### STATED EXERCISE
Retype every entry word for word.

####

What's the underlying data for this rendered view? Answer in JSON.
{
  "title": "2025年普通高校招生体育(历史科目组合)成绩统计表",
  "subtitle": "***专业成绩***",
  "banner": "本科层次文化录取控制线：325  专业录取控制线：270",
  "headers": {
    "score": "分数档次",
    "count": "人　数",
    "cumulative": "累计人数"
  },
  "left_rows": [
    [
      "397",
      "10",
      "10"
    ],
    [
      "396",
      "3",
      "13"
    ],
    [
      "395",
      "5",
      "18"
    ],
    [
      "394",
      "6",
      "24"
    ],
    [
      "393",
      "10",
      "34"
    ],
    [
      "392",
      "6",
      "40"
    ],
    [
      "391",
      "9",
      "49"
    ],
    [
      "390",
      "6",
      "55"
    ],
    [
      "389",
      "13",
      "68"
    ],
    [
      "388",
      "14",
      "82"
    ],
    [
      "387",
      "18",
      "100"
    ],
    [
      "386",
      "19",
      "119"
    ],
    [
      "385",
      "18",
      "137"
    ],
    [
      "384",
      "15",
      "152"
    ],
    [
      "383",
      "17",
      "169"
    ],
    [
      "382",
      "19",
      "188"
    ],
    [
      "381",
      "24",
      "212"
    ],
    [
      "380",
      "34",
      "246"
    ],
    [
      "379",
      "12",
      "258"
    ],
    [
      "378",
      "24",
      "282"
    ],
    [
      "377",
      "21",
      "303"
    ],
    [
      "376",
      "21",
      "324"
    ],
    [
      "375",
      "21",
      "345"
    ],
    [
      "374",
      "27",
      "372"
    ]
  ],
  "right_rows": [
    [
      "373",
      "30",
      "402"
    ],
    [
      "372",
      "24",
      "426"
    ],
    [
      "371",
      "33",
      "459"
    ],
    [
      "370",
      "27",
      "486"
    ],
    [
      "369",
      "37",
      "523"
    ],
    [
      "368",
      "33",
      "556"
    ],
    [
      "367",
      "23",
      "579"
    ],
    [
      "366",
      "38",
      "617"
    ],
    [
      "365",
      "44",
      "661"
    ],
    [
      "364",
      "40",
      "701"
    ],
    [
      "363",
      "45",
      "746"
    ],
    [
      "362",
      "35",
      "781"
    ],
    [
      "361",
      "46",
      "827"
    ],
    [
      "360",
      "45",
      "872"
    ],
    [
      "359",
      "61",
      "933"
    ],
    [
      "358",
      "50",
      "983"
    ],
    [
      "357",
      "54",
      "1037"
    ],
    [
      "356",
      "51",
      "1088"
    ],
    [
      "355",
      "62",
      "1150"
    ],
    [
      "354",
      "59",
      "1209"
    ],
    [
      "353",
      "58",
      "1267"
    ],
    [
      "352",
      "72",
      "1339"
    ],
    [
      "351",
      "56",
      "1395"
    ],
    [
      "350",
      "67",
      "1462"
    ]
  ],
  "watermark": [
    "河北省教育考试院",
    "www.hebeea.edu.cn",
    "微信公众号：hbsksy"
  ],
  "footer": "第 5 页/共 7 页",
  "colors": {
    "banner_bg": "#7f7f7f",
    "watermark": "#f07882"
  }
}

####

### TASK ANSWER
What's the underlying data for this rendered view? Answer in JSON.
{
  "title": "2025年普通高校招生体育(历史科目组合)成绩统计表",
  "subtitle": "***专业成绩***",
  "banner": "本科层次文化录取控制线：325  专业录取控制线：270",
  "headers": {
    "score": "分数档次",
    "count": "人　数",
    "cumulative": "累计人数"
  },
  "left_rows": [
    [
      "397",
      "10",
      "10"
    ],
    [
      "396",
      "3",
      "13"
    ],
    [
      "395",
      "5",
      "18"
    ],
    [
      "394",
      "6",
      "24"
    ],
    [
      "393",
      "10",
      "34"
    ],
    [
      "392",
      "6",
      "40"
    ],
    [
      "391",
      "9",
      "49"
    ],
    [
      "390",
      "6",
      "55"
    ],
    [
      "389",
      "13",
      "68"
    ],
    [
      "388",
      "14",
      "82"
    ],
    [
      "387",
      "18",
      "100"
    ],
    [
      "386",
      "19",
      "119"
    ],
    [
      "385",
      "18",
      "137"
    ],
    [
      "384",
      "15",
      "152"
    ],
    [
      "383",
      "17",
      "169"
    ],
    [
      "382",
      "19",
      "188"
    ],
    [
      "381",
      "24",
      "212"
    ],
    [
      "380",
      "34",
      "246"
    ],
    [
      "379",
      "12",
      "258"
    ],
    [
      "378",
      "24",
      "282"
    ],
    [
      "377",
      "21",
      "303"
    ],
    [
      "376",
      "21",
      "324"
    ],
    [
      "375",
      "21",
      "345"
    ],
    [
      "374",
      "27",
      "372"
    ]
  ],
  "right_rows": [
    [
      "373",
      "30",
      "402"
    ],
    [
      "372",
      "24",
      "426"
    ],
    [
      "371",
      "33",
      "459"
    ],
    [
      "370",
      "27",
      "486"
    ],
    [
      "369",
      "37",
      "523"
    ],
    [
      "368",
      "33",
      "556"
    ],
    [
      "367",
      "23",
      "579"
    ],
    [
      "366",
      "38",
      "617"
    ],
    [
      "365",
      "44",
      "661"
    ],
    [
      "364",
      "40",
      "701"
    ],
    [
      "363",
      "45",
      "746"
    ],
    [
      "362",
      "35",
      "781"
    ],
    [
      "361",
      "46",
      "827"
    ],
    [
      "360",
      "45",
      "872"
    ],
    [
      "359",
      "61",
      "933"
    ],
    [
      "358",
      "50",
      "983"
    ],
    [
      "357",
      "54",
      "1037"
    ],
    [
      "356",
      "51",
      "1088"
    ],
    [
      "355",
      "62",
      "1150"
    ],
    [
      "354",
      "59",
      "1209"
    ],
    [
      "353",
      "58",
      "1267"
    ],
    [
      "352",
      "72",
      "1339"
    ],
    [
      "351",
      "56",
      "1395"
    ],
    [
      "350",
      "67",
      "1462"
    ]
  ],
  "watermark": [
    "河北省教育考试院",
    "www.hebeea.edu.cn",
    "微信公众号：hbsksy"
  ],
  "footer": "第 5 页/共 7 页",
  "colors": {
    "banner_bg": "#7f7f7f",
    "watermark": "#f07882"
  }
}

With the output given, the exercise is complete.